**SET TASK**
Each record must be retyped in full. No character may differ.

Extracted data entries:
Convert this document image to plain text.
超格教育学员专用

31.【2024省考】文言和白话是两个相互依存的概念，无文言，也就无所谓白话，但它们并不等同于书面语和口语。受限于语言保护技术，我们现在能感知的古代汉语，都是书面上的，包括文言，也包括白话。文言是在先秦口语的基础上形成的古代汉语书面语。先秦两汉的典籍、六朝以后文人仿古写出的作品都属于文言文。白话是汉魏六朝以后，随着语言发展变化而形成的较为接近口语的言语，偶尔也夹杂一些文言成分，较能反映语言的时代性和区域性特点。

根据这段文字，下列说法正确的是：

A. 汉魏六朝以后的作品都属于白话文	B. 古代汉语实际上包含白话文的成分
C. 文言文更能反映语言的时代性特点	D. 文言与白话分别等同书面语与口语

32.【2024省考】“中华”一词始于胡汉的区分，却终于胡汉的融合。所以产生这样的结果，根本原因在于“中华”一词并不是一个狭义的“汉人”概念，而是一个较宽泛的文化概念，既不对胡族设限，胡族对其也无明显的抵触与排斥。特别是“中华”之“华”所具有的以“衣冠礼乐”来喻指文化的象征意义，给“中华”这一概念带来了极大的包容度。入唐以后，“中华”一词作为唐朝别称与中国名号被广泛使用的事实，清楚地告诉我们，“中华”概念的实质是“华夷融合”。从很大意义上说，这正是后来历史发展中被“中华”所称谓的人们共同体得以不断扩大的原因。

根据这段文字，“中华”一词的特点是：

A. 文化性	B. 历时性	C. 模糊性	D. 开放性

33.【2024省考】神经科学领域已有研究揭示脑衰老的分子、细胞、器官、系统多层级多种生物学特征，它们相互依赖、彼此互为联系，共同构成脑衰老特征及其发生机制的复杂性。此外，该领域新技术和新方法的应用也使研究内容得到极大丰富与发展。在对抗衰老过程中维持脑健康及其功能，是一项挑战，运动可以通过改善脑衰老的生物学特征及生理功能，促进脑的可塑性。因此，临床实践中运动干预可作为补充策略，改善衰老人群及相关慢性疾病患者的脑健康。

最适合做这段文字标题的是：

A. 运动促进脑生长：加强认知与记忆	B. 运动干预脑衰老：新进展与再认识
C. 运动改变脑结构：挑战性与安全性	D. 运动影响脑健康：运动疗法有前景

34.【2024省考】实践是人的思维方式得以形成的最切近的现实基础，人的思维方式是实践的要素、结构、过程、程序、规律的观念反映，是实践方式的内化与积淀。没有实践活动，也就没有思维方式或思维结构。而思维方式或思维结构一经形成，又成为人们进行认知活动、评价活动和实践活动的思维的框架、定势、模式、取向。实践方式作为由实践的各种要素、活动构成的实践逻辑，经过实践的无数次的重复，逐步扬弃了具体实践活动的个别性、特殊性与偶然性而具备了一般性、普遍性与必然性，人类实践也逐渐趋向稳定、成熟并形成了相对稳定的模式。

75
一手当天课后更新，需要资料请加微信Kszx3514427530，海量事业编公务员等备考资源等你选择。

**FULL SOLUTION**
Convert this document image to plain text.
超格教育学员专用

31.【2024省考】文言和白话是两个相互依存的概念，无文言，也就无所谓白话，但它们并不等同于书面语和口语。受限于语言保护技术，我们现在能感知的古代汉语，都是书面上的，包括文言，也包括白话。文言是在先秦口语的基础上形成的古代汉语书面语。先秦两汉的典籍、六朝以后文人仿古写出的作品都属于文言文。白话是汉魏六朝以后，随着语言发展变化而形成的较为接近口语的言语，偶尔也夹杂一些文言成分，较能反映语言的时代性和区域性特点。

根据这段文字，下列说法正确的是：

A. 汉魏六朝以后的作品都属于白话文	B. 古代汉语实际上包含白话文的成分
C. 文言文更能反映语言的时代性特点	D. 文言与白话分别等同书面语与口语

32.【2024省考】“中华”一词始于胡汉的区分，却终于胡汉的融合。所以产生这样的结果，根本原因在于“中华”一词并不是一个狭义的“汉人”概念，而是一个较宽泛的文化概念，既不对胡族设限，胡族对其也无明显的抵触与排斥。特别是“中华”之“华”所具有的以“衣冠礼乐”来喻指文化的象征意义，给“中华”这一概念带来了极大的包容度。入唐以后，“中华”一词作为唐朝别称与中国名号被广泛使用的事实，清楚地告诉我们，“中华”概念的实质是“华夷融合”。从很大意义上说，这正是后来历史发展中被“中华”所称谓的人们共同体得以不断扩大的原因。

根据这段文字，“中华”一词的特点是：

A. 文化性	B. 历时性	C. 模糊性	D. 开放性

33.【2024省考】神经科学领域已有研究揭示脑衰老的分子、细胞、器官、系统多层级多种生物学特征，它们相互依赖、彼此互为联系，共同构成脑衰老特征及其发生机制的复杂性。此外，该领域新技术和新方法的应用也使研究内容得到极大丰富与发展。在对抗衰老过程中维持脑健康及其功能，是一项挑战，运动可以通过改善脑衰老的生物学特征及生理功能，促进脑的可塑性。因此，临床实践中运动干预可作为补充策略，改善衰老人群及相关慢性疾病患者的脑健康。

最适合做这段文字标题的是：

A. 运动促进脑生长：加强认知与记忆	B. 运动干预脑衰老：新进展与再认识
C. 运动改变脑结构：挑战性与安全性	D. 运动影响脑健康：运动疗法有前景

34.【2024省考】实践是人的思维方式得以形成的最切近的现实基础，人的思维方式是实践的要素、结构、过程、程序、规律的观念反映，是实践方式的内化与积淀。没有实践活动，也就没有思维方式或思维结构。而思维方式或思维结构一经形成，又成为人们进行认知活动、评价活动和实践活动的思维的框架、定势、模式、取向。实践方式作为由实践的各种要素、活动构成的实践逻辑，经过实践的无数次的重复，逐步扬弃了具体实践活动的个别性、特殊性与偶然性而具备了一般性、普遍性与必然性，人类实践也逐渐趋向稳定、成熟并形成了相对稳定的模式。

75
一手当天课后更新，需要资料请加微信Kszx3514427530，海量事业编公务员等备考资源等你选择。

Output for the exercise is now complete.